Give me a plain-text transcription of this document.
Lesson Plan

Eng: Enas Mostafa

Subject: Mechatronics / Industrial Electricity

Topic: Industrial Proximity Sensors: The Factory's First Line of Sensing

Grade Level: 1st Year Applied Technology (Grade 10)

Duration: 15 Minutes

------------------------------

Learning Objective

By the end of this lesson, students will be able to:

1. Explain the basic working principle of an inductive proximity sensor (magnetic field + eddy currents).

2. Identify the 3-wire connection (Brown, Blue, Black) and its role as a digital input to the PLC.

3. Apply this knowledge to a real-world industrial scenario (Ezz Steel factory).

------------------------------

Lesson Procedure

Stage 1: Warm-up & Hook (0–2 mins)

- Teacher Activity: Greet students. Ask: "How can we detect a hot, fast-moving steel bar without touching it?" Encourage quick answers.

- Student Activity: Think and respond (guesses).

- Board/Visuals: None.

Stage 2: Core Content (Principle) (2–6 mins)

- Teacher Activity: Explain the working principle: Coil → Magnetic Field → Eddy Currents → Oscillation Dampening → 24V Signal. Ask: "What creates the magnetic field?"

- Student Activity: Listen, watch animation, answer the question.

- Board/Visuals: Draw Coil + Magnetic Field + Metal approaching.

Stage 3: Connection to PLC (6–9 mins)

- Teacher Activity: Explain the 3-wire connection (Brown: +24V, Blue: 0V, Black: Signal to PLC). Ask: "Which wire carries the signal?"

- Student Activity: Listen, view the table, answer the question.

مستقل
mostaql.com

━━━━━━━━━━━━━━━━━━━━━━━━━━━━━━

**What you are asked to do**
Wherever "Coil" shows up in a line, copy that line.

**Written solution**
- Teacher Activity: Explain the working principle: Coil → Magnetic Field → Eddy Currents → Oscillation Dampening → 24V Signal. Ask: "What creates the magnetic field?"
- Board/Visuals: Draw Coil + Magnetic Field + Metal approaching.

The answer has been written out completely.